[START DATA LISTING]
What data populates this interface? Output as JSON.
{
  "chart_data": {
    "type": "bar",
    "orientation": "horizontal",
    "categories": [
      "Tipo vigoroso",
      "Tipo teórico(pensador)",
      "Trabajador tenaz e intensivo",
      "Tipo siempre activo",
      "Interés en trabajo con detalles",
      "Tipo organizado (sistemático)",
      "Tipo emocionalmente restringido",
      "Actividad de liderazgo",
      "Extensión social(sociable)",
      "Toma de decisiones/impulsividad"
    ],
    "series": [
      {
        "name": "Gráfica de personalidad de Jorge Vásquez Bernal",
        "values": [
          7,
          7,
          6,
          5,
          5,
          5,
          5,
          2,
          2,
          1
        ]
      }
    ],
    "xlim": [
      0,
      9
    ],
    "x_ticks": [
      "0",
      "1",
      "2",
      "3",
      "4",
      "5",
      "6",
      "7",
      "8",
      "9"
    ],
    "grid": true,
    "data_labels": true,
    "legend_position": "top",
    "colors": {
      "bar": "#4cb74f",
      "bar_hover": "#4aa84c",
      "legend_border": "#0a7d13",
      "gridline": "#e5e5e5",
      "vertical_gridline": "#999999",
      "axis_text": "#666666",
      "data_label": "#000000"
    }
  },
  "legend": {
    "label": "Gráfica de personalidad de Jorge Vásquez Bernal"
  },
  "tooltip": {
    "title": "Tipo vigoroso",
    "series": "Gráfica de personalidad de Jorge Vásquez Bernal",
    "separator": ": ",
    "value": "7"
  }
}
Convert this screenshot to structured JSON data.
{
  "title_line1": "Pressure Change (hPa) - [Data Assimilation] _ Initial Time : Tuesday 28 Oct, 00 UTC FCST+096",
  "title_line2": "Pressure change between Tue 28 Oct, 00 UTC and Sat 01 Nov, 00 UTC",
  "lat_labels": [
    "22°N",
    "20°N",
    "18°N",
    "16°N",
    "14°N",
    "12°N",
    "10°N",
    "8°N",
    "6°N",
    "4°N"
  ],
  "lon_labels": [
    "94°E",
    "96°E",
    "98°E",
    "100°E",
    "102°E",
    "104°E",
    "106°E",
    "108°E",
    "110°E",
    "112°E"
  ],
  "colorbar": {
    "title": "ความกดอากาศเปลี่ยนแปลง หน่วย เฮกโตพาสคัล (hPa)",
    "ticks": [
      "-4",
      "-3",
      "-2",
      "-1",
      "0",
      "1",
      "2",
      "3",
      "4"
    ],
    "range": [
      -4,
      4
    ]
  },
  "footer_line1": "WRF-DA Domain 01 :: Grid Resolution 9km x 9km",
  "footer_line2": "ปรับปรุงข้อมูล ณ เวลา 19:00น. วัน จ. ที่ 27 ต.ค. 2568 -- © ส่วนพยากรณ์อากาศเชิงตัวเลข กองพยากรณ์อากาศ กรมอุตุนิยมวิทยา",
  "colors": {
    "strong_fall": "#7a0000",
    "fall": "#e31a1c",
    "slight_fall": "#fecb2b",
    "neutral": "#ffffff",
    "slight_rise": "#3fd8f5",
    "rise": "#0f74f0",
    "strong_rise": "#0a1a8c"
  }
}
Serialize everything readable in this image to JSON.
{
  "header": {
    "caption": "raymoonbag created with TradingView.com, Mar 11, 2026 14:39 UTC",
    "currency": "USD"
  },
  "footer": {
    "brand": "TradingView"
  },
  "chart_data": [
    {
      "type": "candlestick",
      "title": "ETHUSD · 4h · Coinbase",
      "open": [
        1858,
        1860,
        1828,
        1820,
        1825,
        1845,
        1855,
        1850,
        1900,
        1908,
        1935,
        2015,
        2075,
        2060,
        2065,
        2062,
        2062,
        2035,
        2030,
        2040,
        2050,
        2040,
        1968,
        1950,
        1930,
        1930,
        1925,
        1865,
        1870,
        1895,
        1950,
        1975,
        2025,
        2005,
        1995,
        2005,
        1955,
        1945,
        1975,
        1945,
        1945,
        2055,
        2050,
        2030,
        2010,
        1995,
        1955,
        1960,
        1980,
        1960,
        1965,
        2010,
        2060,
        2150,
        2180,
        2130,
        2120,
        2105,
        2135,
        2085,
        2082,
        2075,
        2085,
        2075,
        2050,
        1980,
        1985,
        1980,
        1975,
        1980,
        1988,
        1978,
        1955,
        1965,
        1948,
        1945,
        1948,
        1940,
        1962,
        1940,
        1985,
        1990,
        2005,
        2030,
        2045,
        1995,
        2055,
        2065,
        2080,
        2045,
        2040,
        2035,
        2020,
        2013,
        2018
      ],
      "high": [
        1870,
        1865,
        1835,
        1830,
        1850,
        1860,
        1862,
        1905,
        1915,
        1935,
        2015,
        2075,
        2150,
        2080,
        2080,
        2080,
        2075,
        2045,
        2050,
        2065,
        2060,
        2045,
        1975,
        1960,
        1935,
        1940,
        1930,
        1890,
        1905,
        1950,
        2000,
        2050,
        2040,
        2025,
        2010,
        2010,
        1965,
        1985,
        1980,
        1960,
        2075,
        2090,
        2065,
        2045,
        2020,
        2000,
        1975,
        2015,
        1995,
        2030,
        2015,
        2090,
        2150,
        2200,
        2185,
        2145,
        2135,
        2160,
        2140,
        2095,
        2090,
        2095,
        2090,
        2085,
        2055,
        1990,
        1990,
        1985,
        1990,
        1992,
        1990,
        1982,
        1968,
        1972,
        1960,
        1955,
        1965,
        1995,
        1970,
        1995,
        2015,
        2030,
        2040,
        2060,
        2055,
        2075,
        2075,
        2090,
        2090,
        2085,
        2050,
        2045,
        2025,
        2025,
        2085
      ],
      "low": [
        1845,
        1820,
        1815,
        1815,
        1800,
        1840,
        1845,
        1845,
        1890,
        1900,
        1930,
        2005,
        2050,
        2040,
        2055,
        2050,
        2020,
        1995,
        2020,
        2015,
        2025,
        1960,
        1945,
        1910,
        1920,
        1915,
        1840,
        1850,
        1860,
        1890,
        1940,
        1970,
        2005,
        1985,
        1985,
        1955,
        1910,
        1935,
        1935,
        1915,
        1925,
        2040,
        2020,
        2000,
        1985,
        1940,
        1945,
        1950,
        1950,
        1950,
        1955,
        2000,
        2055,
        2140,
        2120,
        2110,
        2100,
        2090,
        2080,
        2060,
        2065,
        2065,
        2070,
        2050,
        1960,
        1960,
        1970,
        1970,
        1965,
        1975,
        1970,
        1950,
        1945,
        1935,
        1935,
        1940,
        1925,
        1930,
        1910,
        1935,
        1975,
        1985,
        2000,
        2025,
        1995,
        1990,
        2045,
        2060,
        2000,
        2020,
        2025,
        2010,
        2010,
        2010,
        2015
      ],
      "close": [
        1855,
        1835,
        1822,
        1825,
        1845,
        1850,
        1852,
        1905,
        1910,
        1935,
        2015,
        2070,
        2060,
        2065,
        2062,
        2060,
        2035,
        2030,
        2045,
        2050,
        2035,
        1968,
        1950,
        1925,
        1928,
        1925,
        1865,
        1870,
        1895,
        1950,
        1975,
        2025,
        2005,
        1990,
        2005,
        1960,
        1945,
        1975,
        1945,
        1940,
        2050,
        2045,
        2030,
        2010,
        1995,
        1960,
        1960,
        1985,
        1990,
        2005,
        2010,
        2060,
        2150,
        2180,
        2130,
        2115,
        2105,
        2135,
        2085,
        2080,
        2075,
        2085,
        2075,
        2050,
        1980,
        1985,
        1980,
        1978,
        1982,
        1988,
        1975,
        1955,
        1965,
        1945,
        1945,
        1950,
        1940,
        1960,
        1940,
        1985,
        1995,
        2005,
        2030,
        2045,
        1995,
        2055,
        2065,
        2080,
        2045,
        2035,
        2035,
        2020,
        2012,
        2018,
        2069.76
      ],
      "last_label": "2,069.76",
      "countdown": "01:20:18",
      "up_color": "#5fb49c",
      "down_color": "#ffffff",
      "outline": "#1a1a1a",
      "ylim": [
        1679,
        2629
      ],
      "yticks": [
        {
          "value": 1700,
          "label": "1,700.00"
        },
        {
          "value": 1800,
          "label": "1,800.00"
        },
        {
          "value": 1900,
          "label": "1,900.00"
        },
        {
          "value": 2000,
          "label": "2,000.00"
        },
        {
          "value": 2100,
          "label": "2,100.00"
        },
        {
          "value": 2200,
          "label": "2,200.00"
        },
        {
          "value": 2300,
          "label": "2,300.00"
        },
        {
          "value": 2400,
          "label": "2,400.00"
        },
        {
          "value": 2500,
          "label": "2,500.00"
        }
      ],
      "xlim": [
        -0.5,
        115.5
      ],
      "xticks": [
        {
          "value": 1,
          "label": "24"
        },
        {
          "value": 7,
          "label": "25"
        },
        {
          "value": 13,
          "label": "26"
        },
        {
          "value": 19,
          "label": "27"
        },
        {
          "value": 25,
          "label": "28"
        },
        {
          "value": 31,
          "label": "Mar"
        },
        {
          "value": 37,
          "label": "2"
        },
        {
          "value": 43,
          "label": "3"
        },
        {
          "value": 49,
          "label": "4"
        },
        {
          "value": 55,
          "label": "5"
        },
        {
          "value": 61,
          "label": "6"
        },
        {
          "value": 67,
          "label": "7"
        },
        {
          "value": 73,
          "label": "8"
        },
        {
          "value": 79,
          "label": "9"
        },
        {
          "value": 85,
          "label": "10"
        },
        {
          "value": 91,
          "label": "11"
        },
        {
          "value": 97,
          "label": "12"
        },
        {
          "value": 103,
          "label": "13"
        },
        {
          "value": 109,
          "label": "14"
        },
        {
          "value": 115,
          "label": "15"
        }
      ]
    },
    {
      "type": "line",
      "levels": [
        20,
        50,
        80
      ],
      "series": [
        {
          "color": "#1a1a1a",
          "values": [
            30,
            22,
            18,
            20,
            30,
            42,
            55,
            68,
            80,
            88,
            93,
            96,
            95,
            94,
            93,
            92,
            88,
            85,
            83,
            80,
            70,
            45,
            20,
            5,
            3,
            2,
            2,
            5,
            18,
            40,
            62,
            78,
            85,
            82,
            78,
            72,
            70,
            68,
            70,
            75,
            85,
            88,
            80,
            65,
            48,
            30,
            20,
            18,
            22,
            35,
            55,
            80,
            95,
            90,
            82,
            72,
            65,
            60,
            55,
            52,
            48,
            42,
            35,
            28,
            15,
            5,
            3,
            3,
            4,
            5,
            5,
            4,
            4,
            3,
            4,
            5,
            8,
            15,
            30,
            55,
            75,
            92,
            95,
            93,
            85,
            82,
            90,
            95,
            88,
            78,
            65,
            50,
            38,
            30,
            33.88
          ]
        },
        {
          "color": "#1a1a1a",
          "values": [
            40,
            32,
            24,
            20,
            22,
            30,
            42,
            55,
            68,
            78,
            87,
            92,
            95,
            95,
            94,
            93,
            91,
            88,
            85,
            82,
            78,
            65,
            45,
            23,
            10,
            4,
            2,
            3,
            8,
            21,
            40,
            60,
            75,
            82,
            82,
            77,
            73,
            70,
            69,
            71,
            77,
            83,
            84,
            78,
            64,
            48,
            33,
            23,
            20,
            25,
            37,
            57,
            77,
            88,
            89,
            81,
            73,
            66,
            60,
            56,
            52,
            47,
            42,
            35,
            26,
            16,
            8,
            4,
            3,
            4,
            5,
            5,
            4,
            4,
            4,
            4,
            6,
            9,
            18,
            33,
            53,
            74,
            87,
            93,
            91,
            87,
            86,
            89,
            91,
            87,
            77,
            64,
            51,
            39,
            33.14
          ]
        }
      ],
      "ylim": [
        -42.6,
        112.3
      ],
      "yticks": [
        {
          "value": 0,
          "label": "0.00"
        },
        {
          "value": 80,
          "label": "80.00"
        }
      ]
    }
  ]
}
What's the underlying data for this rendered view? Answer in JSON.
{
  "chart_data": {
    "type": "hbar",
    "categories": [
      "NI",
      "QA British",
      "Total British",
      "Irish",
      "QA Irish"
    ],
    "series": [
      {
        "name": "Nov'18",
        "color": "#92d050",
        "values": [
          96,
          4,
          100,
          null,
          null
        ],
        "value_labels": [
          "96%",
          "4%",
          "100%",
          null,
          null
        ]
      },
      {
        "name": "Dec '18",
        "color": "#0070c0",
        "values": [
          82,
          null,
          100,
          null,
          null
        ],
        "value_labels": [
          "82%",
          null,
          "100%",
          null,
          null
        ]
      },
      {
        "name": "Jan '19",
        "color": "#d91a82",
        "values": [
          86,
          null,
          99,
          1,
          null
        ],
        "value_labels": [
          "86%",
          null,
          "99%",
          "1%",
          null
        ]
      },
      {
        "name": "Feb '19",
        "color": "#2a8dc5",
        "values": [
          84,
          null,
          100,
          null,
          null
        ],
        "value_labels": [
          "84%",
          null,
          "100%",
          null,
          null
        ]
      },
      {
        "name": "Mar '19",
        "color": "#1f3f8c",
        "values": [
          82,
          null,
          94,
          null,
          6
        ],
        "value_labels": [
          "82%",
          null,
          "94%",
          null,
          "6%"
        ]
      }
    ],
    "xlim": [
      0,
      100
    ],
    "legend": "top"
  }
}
[END DATA LISTING]
## YOUR GOAL
From the listing, copy each line containing the word "Gráfica".

## COMPLETED TASK
        "name": "Gráfica de personalidad de Jorge Vásquez Bernal",
    "label": "Gráfica de personalidad de Jorge Vásquez Bernal"
    "series": "Gráfica de personalidad de Jorge Vásquez Bernal",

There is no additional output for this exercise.